- **Working data**:
◆ ◆ ◆ ◆

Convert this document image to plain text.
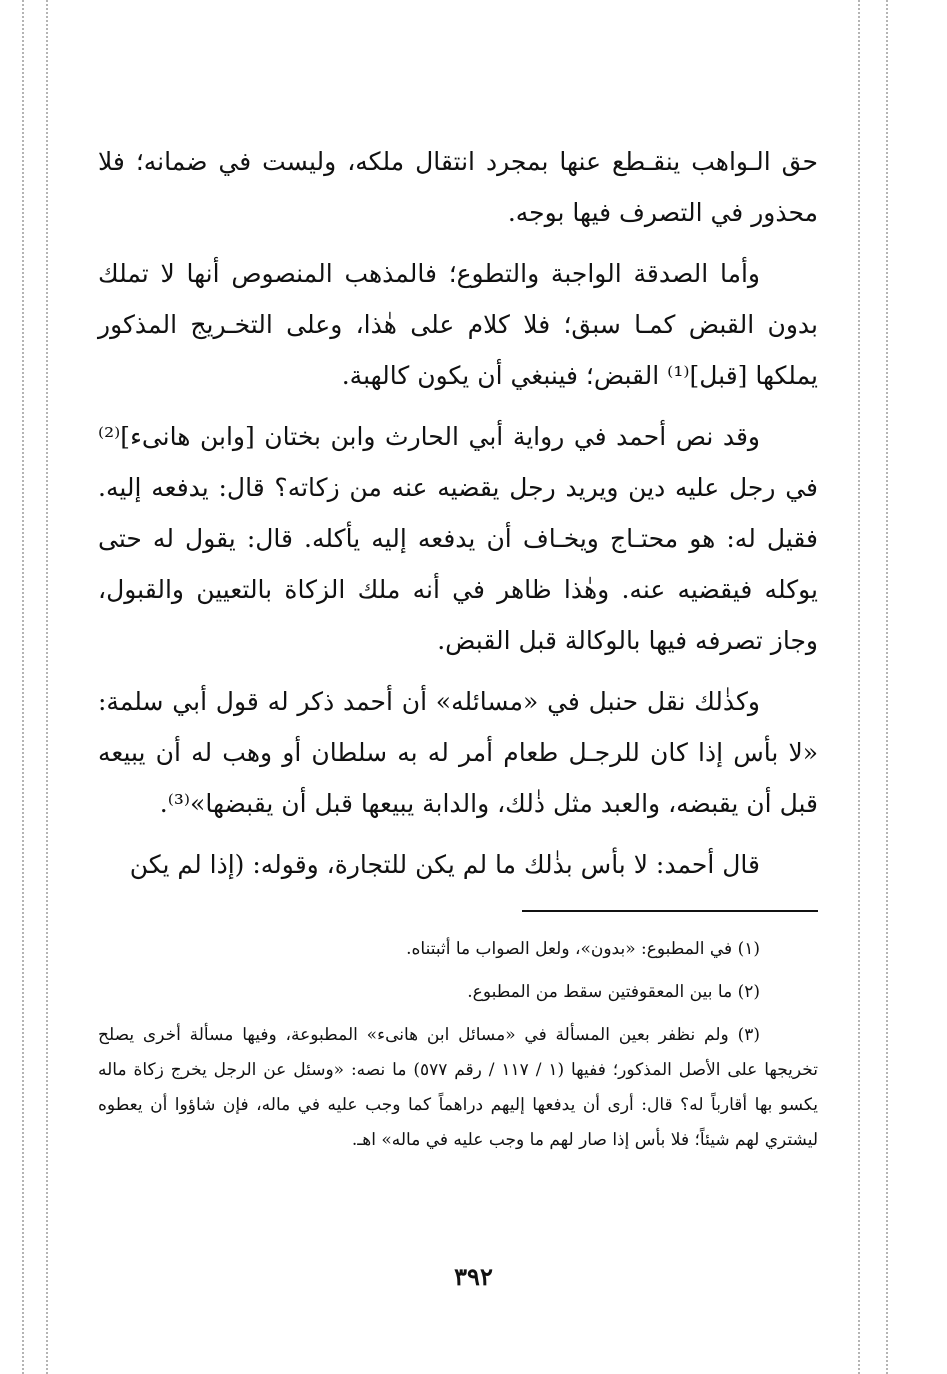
حق الـواهب ينقـطع عنها بمجرد انتقال ملكه، وليست في ضمانه؛ فلا محذور في التصرف فيها بوجه.

وأما الصدقة الواجبة والتطوع؛ فالمذهب المنصوص أنها لا تملك بدون القبض كمـا سبق؛ فلا كلام على هٰذا، وعلى التخـريج المذكور يملكها [قبل]⁽¹⁾ القبض؛ فينبغي أن يكون كالهبة.

وقد نص أحمد في رواية أبي الحارث وابن بختان [وابن هانىء]⁽²⁾ في رجل عليه دين ويريد رجل يقضيه عنه من زكاته؟ قال: يدفعه إليه. فقيل له: هو محتـاج ويخـاف أن يدفعه إليه يأكله. قال: يقول له حتى يوكله فيقضيه عنه. وهٰذا ظاهر في أنه ملك الزكاة بالتعيين والقبول، وجاز تصرفه فيها بالوكالة قبل القبض.

وكذٰلك نقل حنبل في «مسائله» أن أحمد ذكر له قول أبي سلمة: «لا بأس إذا كان للرجـل طعام أمر له به سلطان أو وهب له أن يبيعه قبل أن يقبضه، والعبد مثل ذٰلك، والدابة يبيعها قبل أن يقبضها»⁽³⁾.

قال أحمد: لا بأس بذٰلك ما لم يكن للتجارة، وقوله: (إذا لم يكن

(١) في المطبوع: «بدون»، ولعل الصواب ما أثبتناه.

(٢) ما بين المعقوفتين سقط من المطبوع.

(٣) ولم نظفر بعين المسألة في «مسائل ابن هانىء» المطبوعة، وفيها مسألة أخرى يصلح تخريجها على الأصل المذكور؛ ففيها (١ / ١١٧ / رقم ٥٧٧) ما نصه: «وسئل عن الرجل يخرج زكاة ماله يكسو بها أقارباً له؟ قال: أرى أن يدفعها إليهم دراهماً كما وجب عليه في ماله، فإن شاؤوا أن يعطوه ليشتري لهم شيئاً؛ فلا بأس إذا صار لهم ما وجب عليه في ماله» اهـ.

٣٩٢
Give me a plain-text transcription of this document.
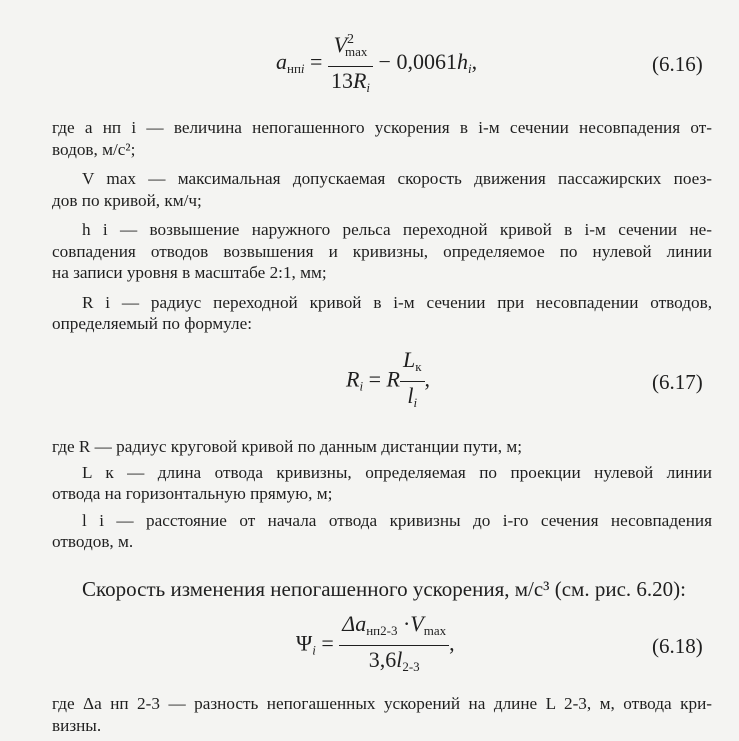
$a_{нп}i = \frac{V^2_{max}}{13Ri} - 0,0061hi$,	(6.16)
где a нп i — величина непогашенного ускорения в i-м сечении несовпадения от-
водов, м/с²;
V max — максимальная допускаемая скорость движения пассажирских поез-
дов по кривой, км/ч;
h i — возвышение наружного рельса переходной кривой в i-м сечении не-
совпадения отводов возвышения и кривизны, определяемое по нулевой линии
на записи уровня в масштабе 2:1, мм;
R i — радиус переходной кривой в i-м сечении при несовпадении отводов,
определяемый по формуле:
Ri = R $\frac{L_к}{li}$ ,	(6.17)
где R — радиус круговой кривой по данным дистанции пути, м;
L к — длина отвода кривизны, определяемая по проекции нулевой линии
отвода на горизонтальную прямую, м;
l i — расстояние от начала отвода кривизны до i-го сечения несовпадения
отводов, м.
Скорость изменения непогашенного ускорения, м/с³ (см. рис. 6.20):
$\Psi i = \frac{\Delta a_{нп2-3} \cdot V_{max}}{3,6l_{2-3}}$ ,	(6.18)
где Δa нп 2-3 — разность непогашенных ускорений на длине L 2-3, м, отвода кри-
визны.
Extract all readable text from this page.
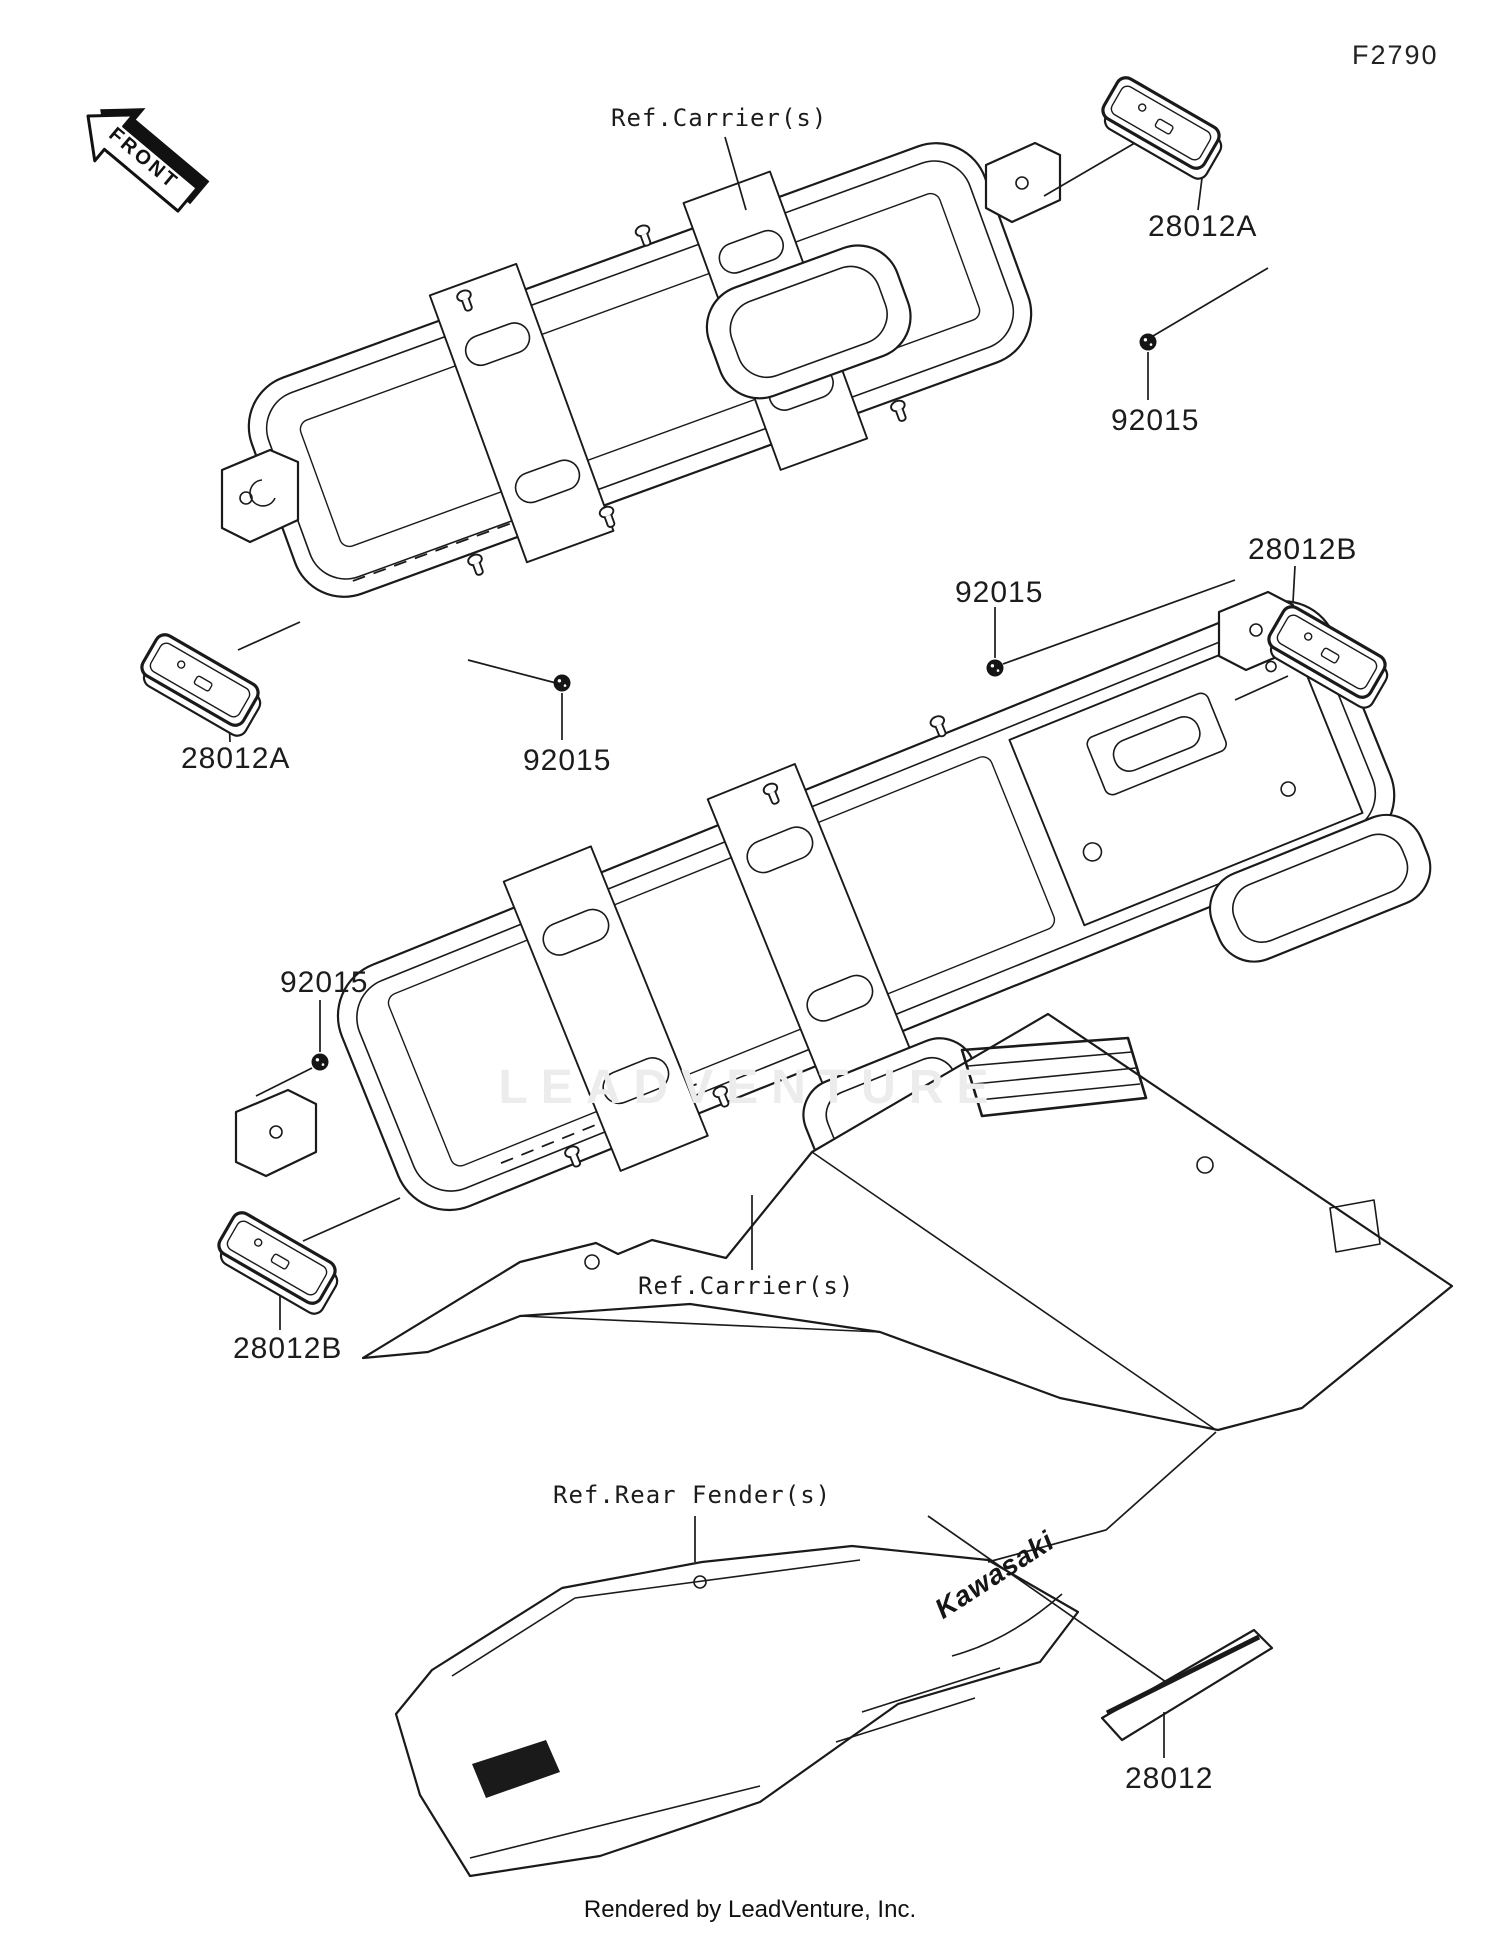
F2790
FRONT
Ref.Carrier(s)
Ref.Carrier(s)
Ref.Rear Fender(s)
28012A
92015
28012B
92015
28012A	92015
92015
28012B
28012
Kawasaki
LEADVENTURE
Rendered by LeadVenture, Inc.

◆ ◆ ◆ ◆

- **Given exercise**:
Quote the material word for word, dropping any images it holds.

- **Result**:
Convert this document image to plain text.
حق الـواهب ينقـطع عنها بمجرد انتقال ملكه، وليست في ضمانه؛ فلا محذور في التصرف فيها بوجه.

وأما الصدقة الواجبة والتطوع؛ فالمذهب المنصوص أنها لا تملك بدون القبض كمـا سبق؛ فلا كلام على هٰذا، وعلى التخـريج المذكور يملكها [قبل]⁽¹⁾ القبض؛ فينبغي أن يكون كالهبة.

وقد نص أحمد في رواية أبي الحارث وابن بختان [وابن هانىء]⁽²⁾ في رجل عليه دين ويريد رجل يقضيه عنه من زكاته؟ قال: يدفعه إليه. فقيل له: هو محتـاج ويخـاف أن يدفعه إليه يأكله. قال: يقول له حتى يوكله فيقضيه عنه. وهٰذا ظاهر في أنه ملك الزكاة بالتعيين والقبول، وجاز تصرفه فيها بالوكالة قبل القبض.

وكذٰلك نقل حنبل في «مسائله» أن أحمد ذكر له قول أبي سلمة: «لا بأس إذا كان للرجـل طعام أمر له به سلطان أو وهب له أن يبيعه قبل أن يقبضه، والعبد مثل ذٰلك، والدابة يبيعها قبل أن يقبضها»⁽³⁾.

قال أحمد: لا بأس بذٰلك ما لم يكن للتجارة، وقوله: (إذا لم يكن

(١) في المطبوع: «بدون»، ولعل الصواب ما أثبتناه.

(٢) ما بين المعقوفتين سقط من المطبوع.

(٣) ولم نظفر بعين المسألة في «مسائل ابن هانىء» المطبوعة، وفيها مسألة أخرى يصلح تخريجها على الأصل المذكور؛ ففيها (١ / ١١٧ / رقم ٥٧٧) ما نصه: «وسئل عن الرجل يخرج زكاة ماله يكسو بها أقارباً له؟ قال: أرى أن يدفعها إليهم دراهماً كما وجب عليه في ماله، فإن شاؤوا أن يعطوه ليشتري لهم شيئاً؛ فلا بأس إذا صار لهم ما وجب عليه في ماله» اهـ.

٣٩٢
Give me a plain-text transcription of this document.
$a_{нп}i = \frac{V^2_{max}}{13Ri} - 0,0061hi$,	(6.16)
где a нп i — величина непогашенного ускорения в i-м сечении несовпадения от-
водов, м/с²;
V max — максимальная допускаемая скорость движения пассажирских поез-
дов по кривой, км/ч;
h i — возвышение наружного рельса переходной кривой в i-м сечении не-
совпадения отводов возвышения и кривизны, определяемое по нулевой линии
на записи уровня в масштабе 2:1, мм;
R i — радиус переходной кривой в i-м сечении при несовпадении отводов,
определяемый по формуле:
Ri = R $\frac{L_к}{li}$ ,	(6.17)
где R — радиус круговой кривой по данным дистанции пути, м;
L к — длина отвода кривизны, определяемая по проекции нулевой линии
отвода на горизонтальную прямую, м;
l i — расстояние от начала отвода кривизны до i-го сечения несовпадения
отводов, м.
Скорость изменения непогашенного ускорения, м/с³ (см. рис. 6.20):
$\Psi i = \frac{\Delta a_{нп2-3} \cdot V_{max}}{3,6l_{2-3}}$ ,	(6.18)
где Δa нп 2-3 — разность непогашенных ускорений на длине L 2-3, м, отвода кри-
визны.
Extract all readable text from this page.
F2790
FRONT
Ref.Carrier(s)
Ref.Carrier(s)
Ref.Rear Fender(s)
28012A
92015
28012B
92015
28012A	92015
92015
28012B
28012
Kawasaki
LEADVENTURE
Rendered by LeadVenture, Inc.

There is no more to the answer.